#### [EXERCISE REQUIREMENTS]
Copy out each line in the material below that has the word "éléments".

(Dataset items)

↓

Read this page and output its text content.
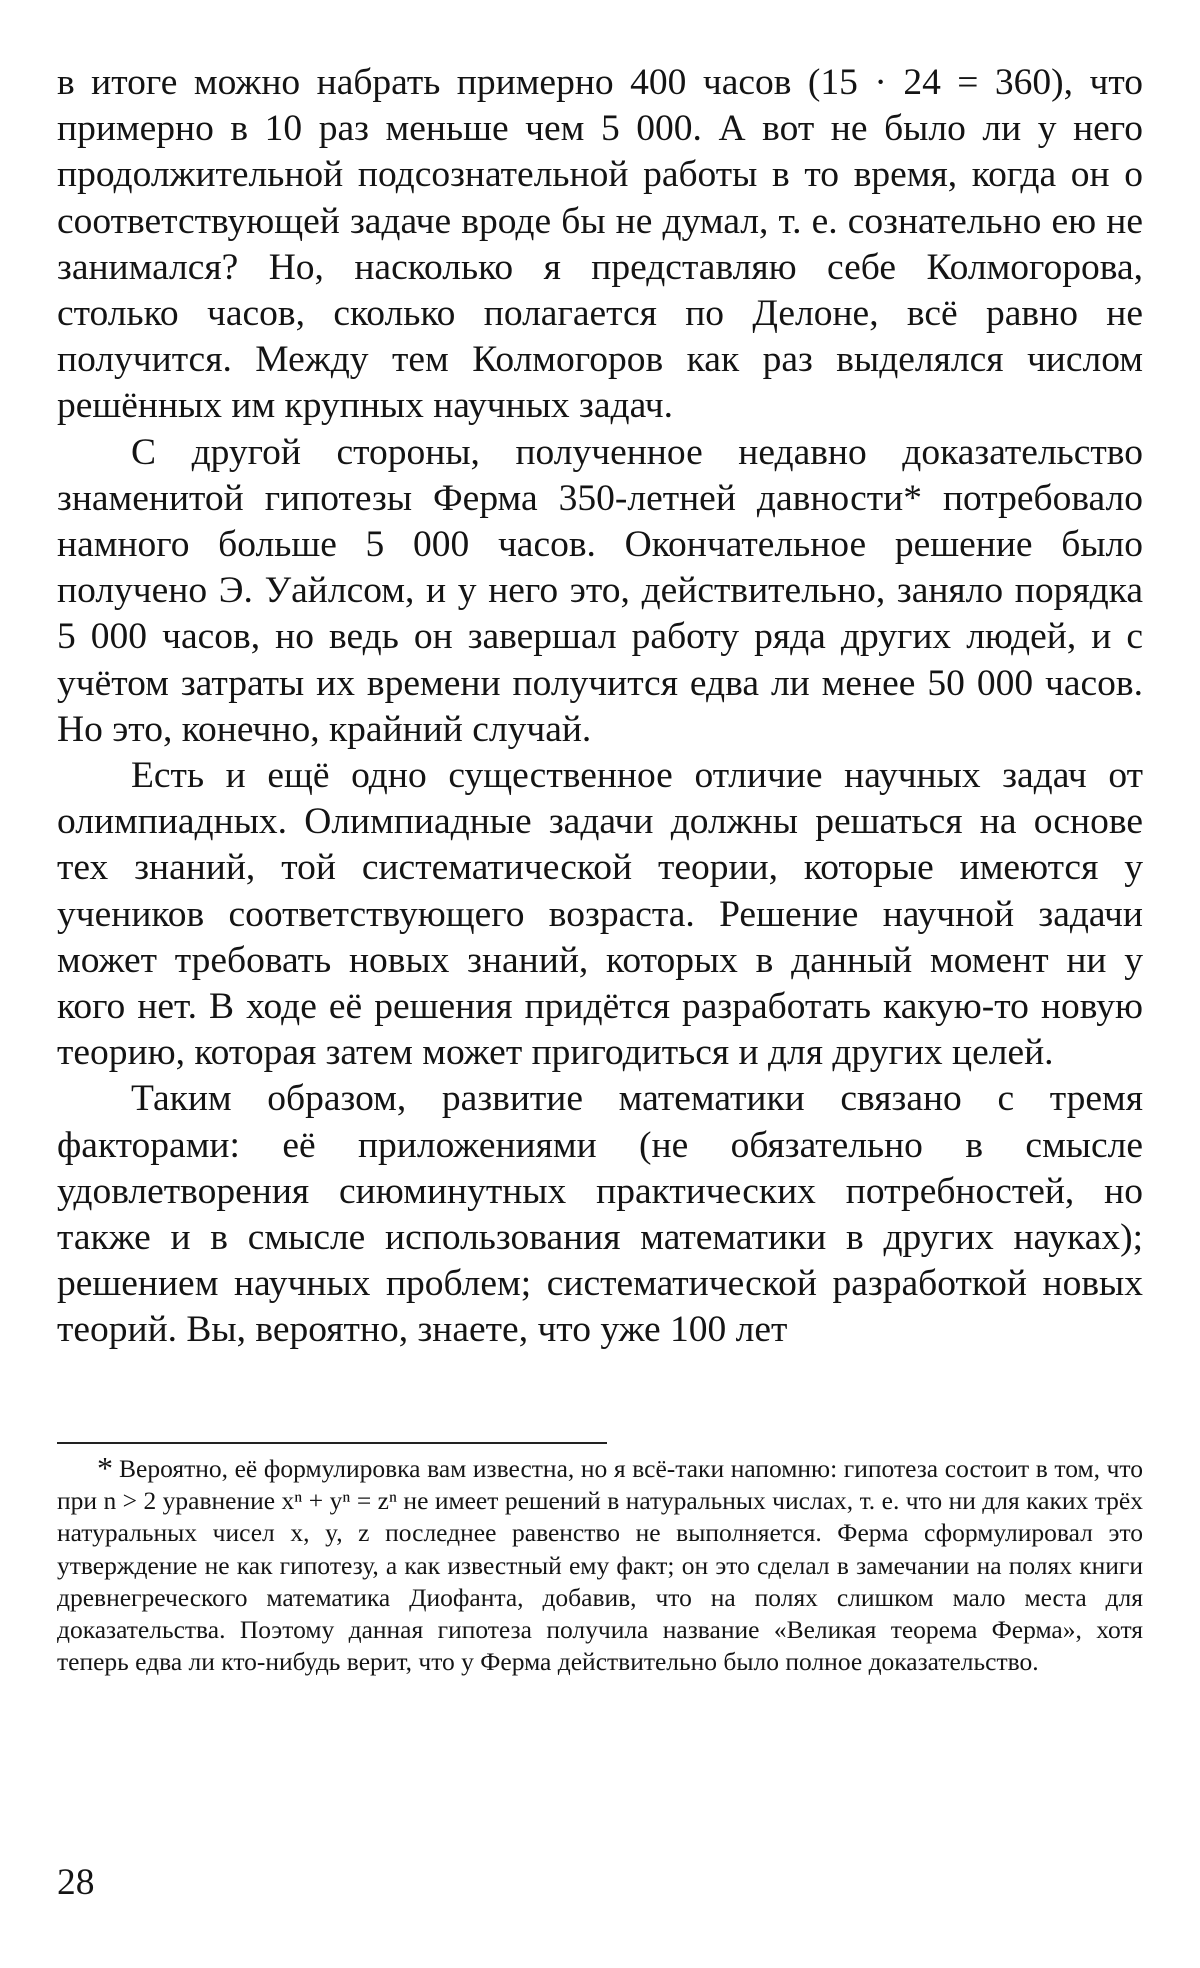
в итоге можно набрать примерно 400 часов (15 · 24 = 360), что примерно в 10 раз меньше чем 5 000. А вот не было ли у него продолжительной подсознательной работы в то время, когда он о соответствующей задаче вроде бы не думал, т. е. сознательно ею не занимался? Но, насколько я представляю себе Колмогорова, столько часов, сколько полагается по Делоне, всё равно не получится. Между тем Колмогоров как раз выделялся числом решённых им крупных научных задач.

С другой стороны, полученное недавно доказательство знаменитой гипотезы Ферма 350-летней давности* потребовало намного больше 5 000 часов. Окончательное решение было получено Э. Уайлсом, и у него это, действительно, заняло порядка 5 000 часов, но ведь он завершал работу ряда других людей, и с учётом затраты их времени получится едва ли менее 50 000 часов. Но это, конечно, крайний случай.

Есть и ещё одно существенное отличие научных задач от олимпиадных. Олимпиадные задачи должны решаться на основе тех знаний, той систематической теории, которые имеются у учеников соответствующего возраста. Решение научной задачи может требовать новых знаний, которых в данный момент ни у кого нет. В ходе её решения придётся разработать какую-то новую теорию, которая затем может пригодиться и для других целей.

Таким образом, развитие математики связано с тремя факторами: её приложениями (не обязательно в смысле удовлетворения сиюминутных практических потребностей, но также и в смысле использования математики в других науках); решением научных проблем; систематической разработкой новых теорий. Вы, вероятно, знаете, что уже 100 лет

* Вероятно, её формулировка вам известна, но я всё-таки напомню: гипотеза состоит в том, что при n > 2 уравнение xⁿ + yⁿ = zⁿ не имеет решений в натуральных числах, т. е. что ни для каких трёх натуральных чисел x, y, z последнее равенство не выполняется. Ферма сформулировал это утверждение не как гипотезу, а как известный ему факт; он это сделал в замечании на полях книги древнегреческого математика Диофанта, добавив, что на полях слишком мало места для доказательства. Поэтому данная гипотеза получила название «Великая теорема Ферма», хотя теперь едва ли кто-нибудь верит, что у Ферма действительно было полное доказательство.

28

↑
↓

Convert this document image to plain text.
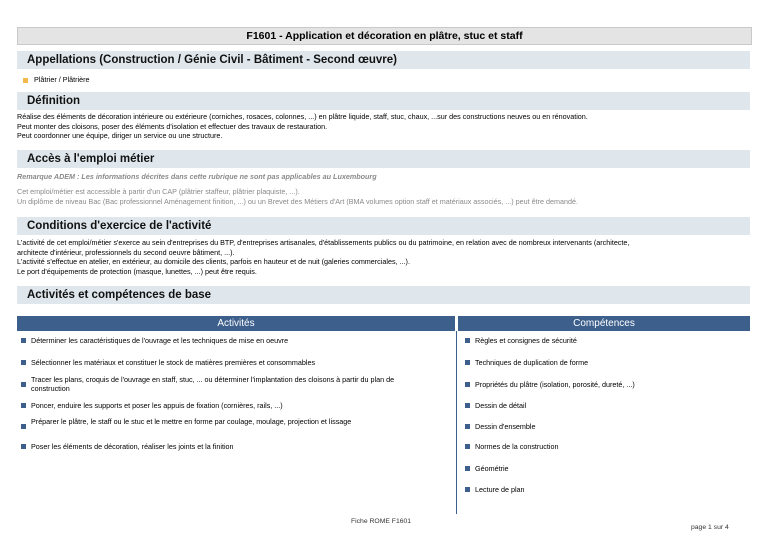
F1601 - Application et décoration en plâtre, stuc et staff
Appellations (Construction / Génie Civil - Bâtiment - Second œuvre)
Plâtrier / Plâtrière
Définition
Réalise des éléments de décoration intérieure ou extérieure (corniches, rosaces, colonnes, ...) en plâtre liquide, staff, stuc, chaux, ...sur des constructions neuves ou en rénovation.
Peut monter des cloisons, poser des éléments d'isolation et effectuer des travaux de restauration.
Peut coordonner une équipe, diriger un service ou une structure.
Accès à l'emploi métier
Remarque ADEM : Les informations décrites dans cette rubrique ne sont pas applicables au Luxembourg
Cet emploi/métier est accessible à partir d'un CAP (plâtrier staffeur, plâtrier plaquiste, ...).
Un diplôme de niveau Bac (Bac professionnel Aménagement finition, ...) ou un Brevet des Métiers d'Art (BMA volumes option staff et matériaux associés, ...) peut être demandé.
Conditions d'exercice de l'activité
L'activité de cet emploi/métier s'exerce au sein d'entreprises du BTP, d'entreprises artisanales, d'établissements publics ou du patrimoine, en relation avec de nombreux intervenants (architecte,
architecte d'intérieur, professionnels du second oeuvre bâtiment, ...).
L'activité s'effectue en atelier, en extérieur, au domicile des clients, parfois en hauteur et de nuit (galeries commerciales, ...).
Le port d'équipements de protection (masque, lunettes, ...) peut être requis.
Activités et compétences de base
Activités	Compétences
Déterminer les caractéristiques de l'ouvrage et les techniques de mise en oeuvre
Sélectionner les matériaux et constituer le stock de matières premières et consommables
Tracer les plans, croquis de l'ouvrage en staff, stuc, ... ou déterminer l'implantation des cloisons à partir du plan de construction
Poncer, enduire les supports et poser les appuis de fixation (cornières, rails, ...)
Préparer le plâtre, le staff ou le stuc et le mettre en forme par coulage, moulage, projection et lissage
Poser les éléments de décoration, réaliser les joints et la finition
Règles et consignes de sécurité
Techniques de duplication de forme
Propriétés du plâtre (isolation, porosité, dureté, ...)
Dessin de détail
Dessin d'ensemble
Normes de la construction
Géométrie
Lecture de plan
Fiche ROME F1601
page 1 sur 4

↑
↓

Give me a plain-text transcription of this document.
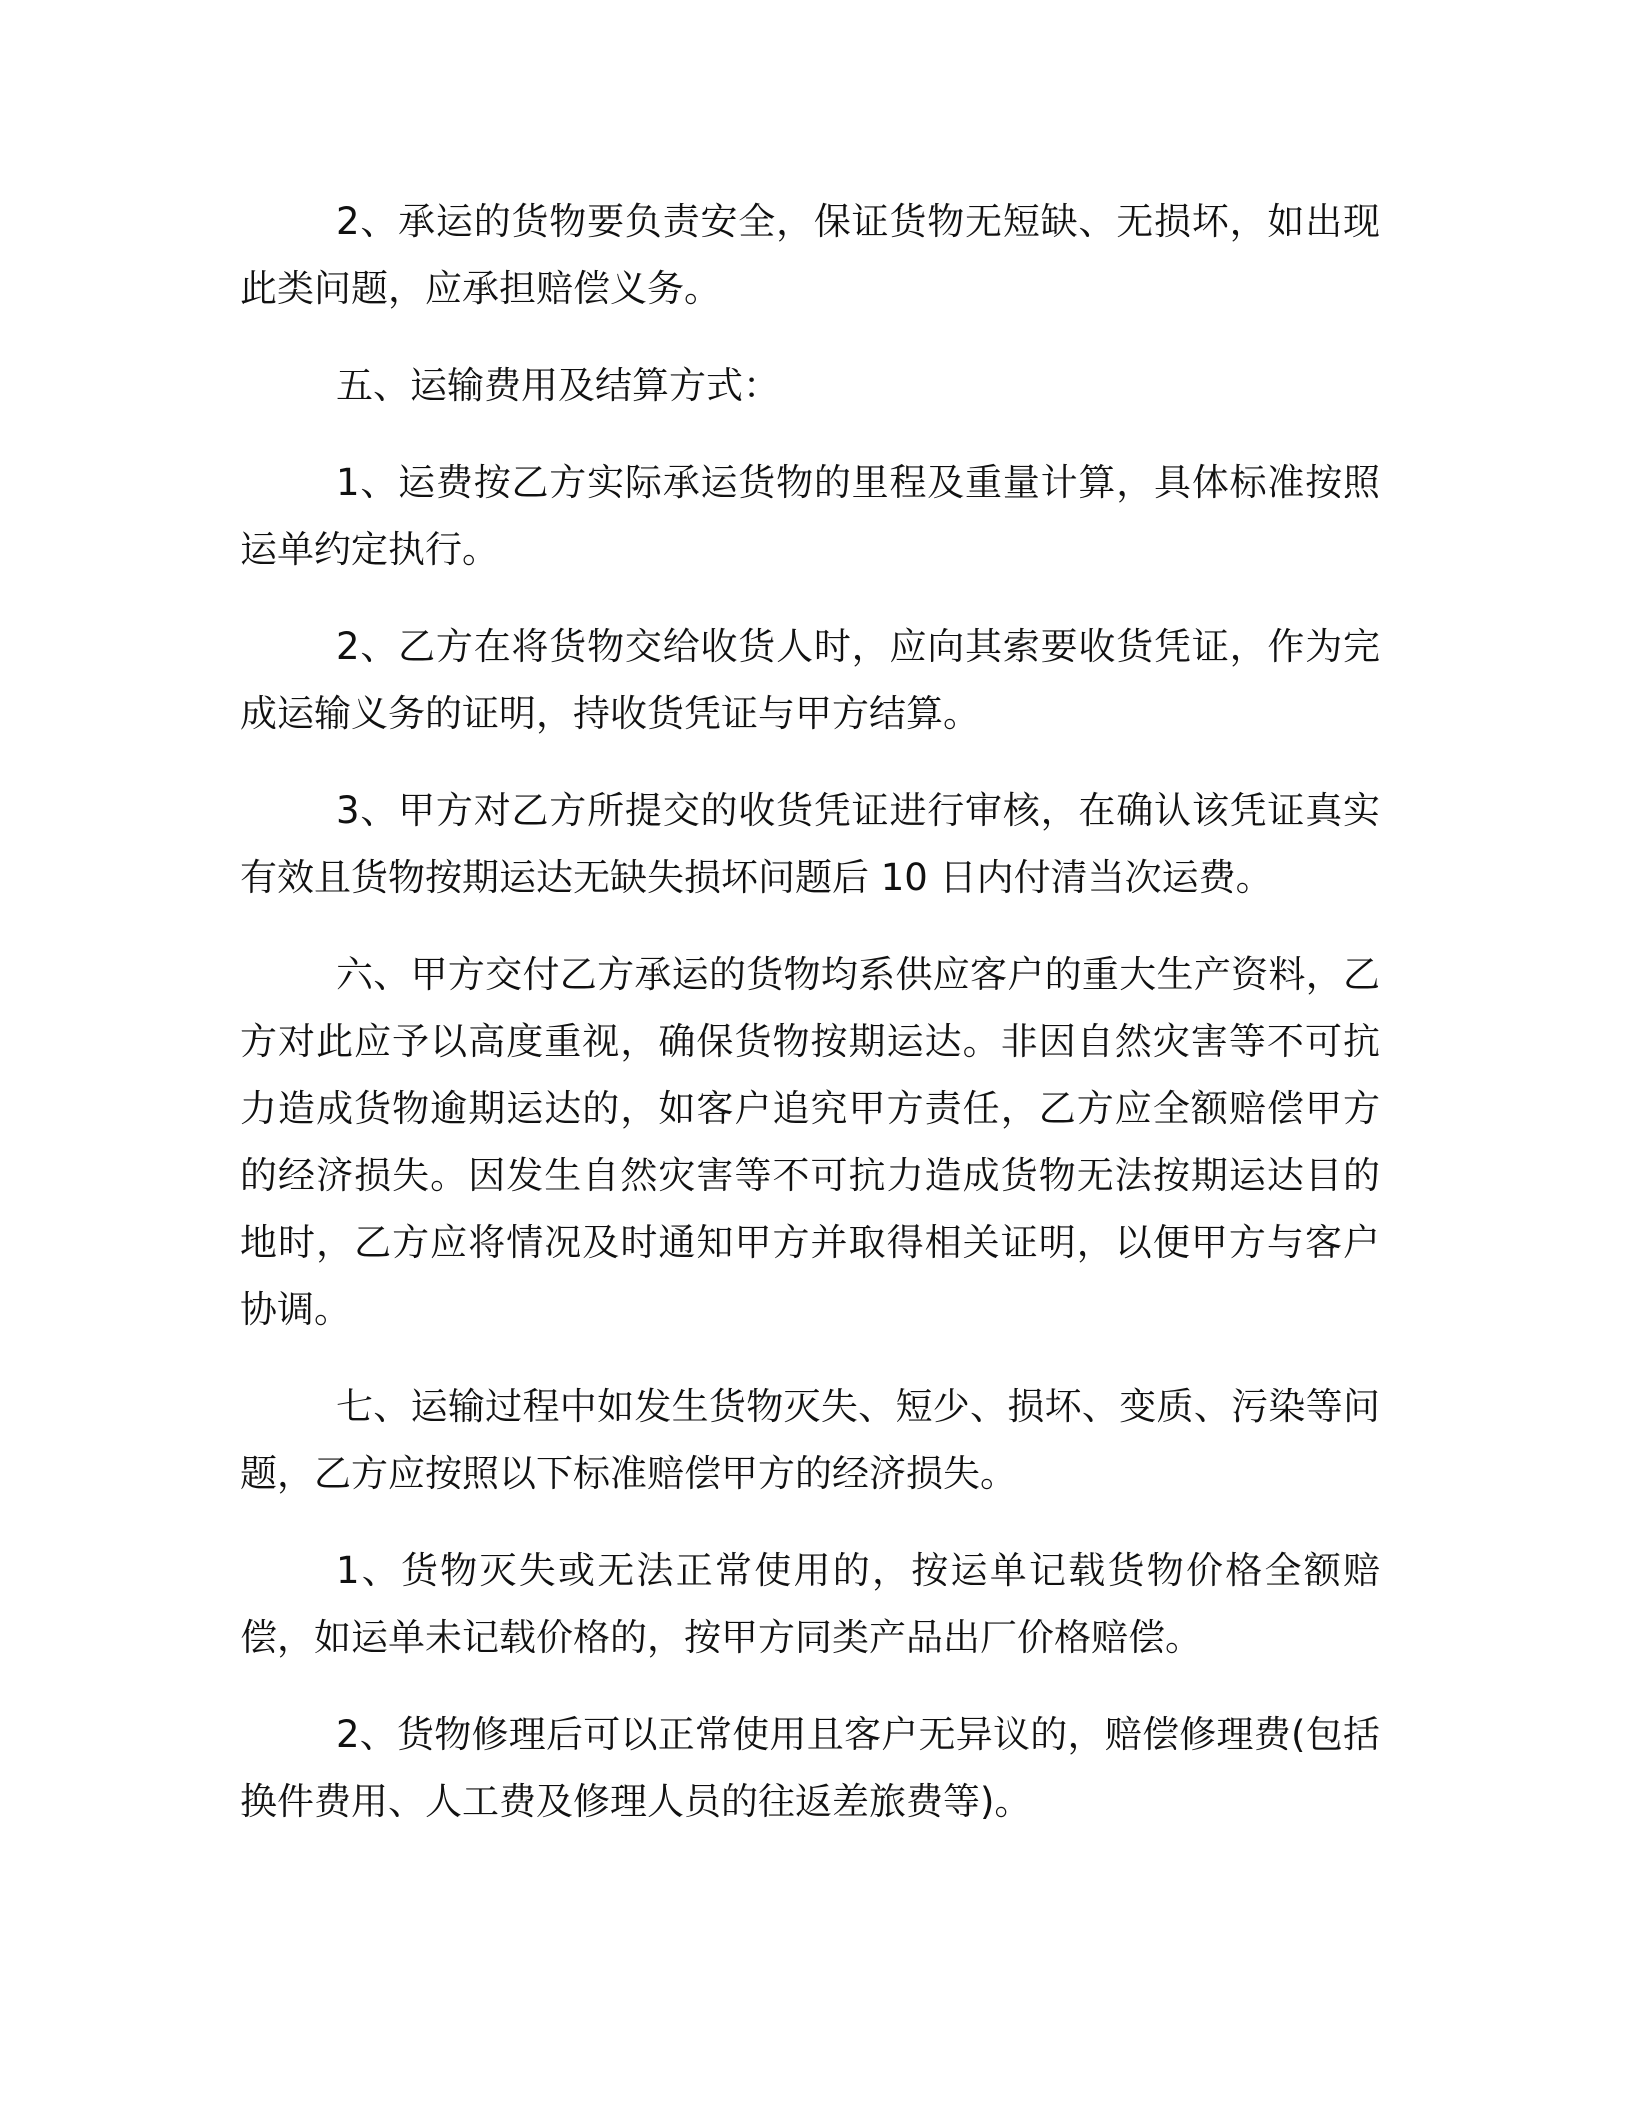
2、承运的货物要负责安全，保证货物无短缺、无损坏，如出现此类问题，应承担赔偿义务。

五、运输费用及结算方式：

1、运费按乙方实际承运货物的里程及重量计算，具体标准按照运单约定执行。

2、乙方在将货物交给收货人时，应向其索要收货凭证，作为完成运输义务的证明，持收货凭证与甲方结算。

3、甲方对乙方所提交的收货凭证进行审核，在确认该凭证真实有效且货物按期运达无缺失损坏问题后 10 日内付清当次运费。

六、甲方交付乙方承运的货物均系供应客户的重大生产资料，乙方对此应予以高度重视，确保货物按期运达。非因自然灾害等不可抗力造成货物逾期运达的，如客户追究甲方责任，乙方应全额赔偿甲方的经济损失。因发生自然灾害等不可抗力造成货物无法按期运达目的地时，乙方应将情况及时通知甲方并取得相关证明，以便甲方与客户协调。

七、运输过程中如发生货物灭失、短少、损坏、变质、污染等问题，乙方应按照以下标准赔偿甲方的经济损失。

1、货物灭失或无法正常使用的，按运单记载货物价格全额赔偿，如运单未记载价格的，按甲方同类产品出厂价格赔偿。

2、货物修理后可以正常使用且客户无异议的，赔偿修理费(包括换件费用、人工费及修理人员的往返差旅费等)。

↑

#### [EXERCISE OUTPUT]
Réalise des éléments de décoration intérieure ou extérieure (corniches, rosaces, colonnes, ...) en plâtre liquide, staff, stuc, chaux, ...sur des constructions neuves ou en rénovation.
Peut monter des cloisons, poser des éléments d'isolation et effectuer des travaux de restauration.
Poser les éléments de décoration, réaliser les joints et la finition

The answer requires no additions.